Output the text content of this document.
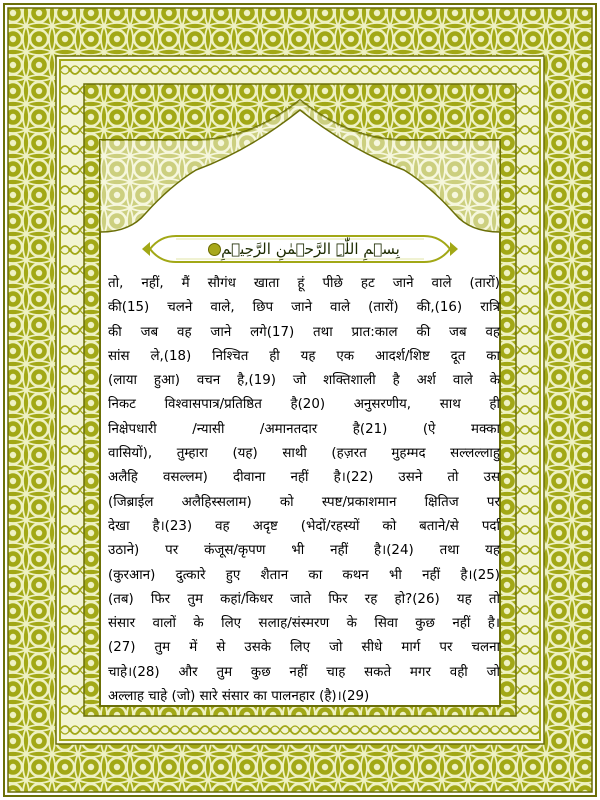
بِسۡمِ اللّٰہِ الرَّحۡمٰنِ الرَّحِیۡمِ
तो, नहीं, मैं सौगंध खाता हूं पीछे हट जाने वाले (तारों)
की(15) चलने वाले, छिप जाने वाले (तारों) की,(16) रात्रि
की जब वह जाने लगे(17) तथा प्रात:काल की जब वह
सांस ले,(18) निश्चित ही यह एक आदर्श/शिष्ट दूत का
(लाया हुआ) वचन है,(19) जो शक्तिशाली है अर्श वाले के
निकट विश्वासपात्र/प्रतिष्ठित है(20) अनुसरणीय, साथ ही
निक्षेपधारी /न्यासी /अमानतदार है(21) (ऐ मक्का
वासियों), तुम्हारा (यह) साथी (हज़रत मुहम्मद सल्लल्लाहु
अलैहि वसल्लम) दीवाना नहीं है।(22) उसने तो उस
(जिब्राईल अलैहिस्सलाम) को स्पष्ट/प्रकाशमान क्षितिज पर
देखा है।(23) वह अदृष्ट (भेदों/रहस्यों को बताने/से पर्दा
उठाने) पर कंजूस/कृपण भी नहीं है।(24) तथा यह
(कुरआन) दुत्कारे हुए शैतान का कथन भी नहीं है।(25)
(तब) फिर तुम कहां/किधर जाते फिर रह हो?(26) यह तो
संसार वालों के लिए सलाह/संस्मरण के सिवा कुछ नहीं है।
(27) तुम में से उसके लिए जो सीधे मार्ग पर चलना
चाहे।(28) और तुम कुछ नहीं चाह सकते मगर वही जो
अल्लाह चाहे (जो) सारे संसार का पालनहार (है)।(29)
──────
• **Your task**: Every line above should be returned exactly; the pictures stay out.

• **Finished exercise**:
Output the text content of this document.
بِسۡمِ اللّٰہِ الرَّحۡمٰنِ الرَّحِیۡمِ
तो, नहीं, मैं सौगंध खाता हूं पीछे हट जाने वाले (तारों)
की(15) चलने वाले, छिप जाने वाले (तारों) की,(16) रात्रि
की जब वह जाने लगे(17) तथा प्रात:काल की जब वह
सांस ले,(18) निश्चित ही यह एक आदर्श/शिष्ट दूत का
(लाया हुआ) वचन है,(19) जो शक्तिशाली है अर्श वाले के
निकट विश्वासपात्र/प्रतिष्ठित है(20) अनुसरणीय, साथ ही
निक्षेपधारी /न्यासी /अमानतदार है(21) (ऐ मक्का
वासियों), तुम्हारा (यह) साथी (हज़रत मुहम्मद सल्लल्लाहु
अलैहि वसल्लम) दीवाना नहीं है।(22) उसने तो उस
(जिब्राईल अलैहिस्सलाम) को स्पष्ट/प्रकाशमान क्षितिज पर
देखा है।(23) वह अदृष्ट (भेदों/रहस्यों को बताने/से पर्दा
उठाने) पर कंजूस/कृपण भी नहीं है।(24) तथा यह
(कुरआन) दुत्कारे हुए शैतान का कथन भी नहीं है।(25)
(तब) फिर तुम कहां/किधर जाते फिर रह हो?(26) यह तो
संसार वालों के लिए सलाह/संस्मरण के सिवा कुछ नहीं है।
(27) तुम में से उसके लिए जो सीधे मार्ग पर चलना
चाहे।(28) और तुम कुछ नहीं चाह सकते मगर वही जो
अल्लाह चाहे (जो) सारे संसार का पालनहार (है)।(29)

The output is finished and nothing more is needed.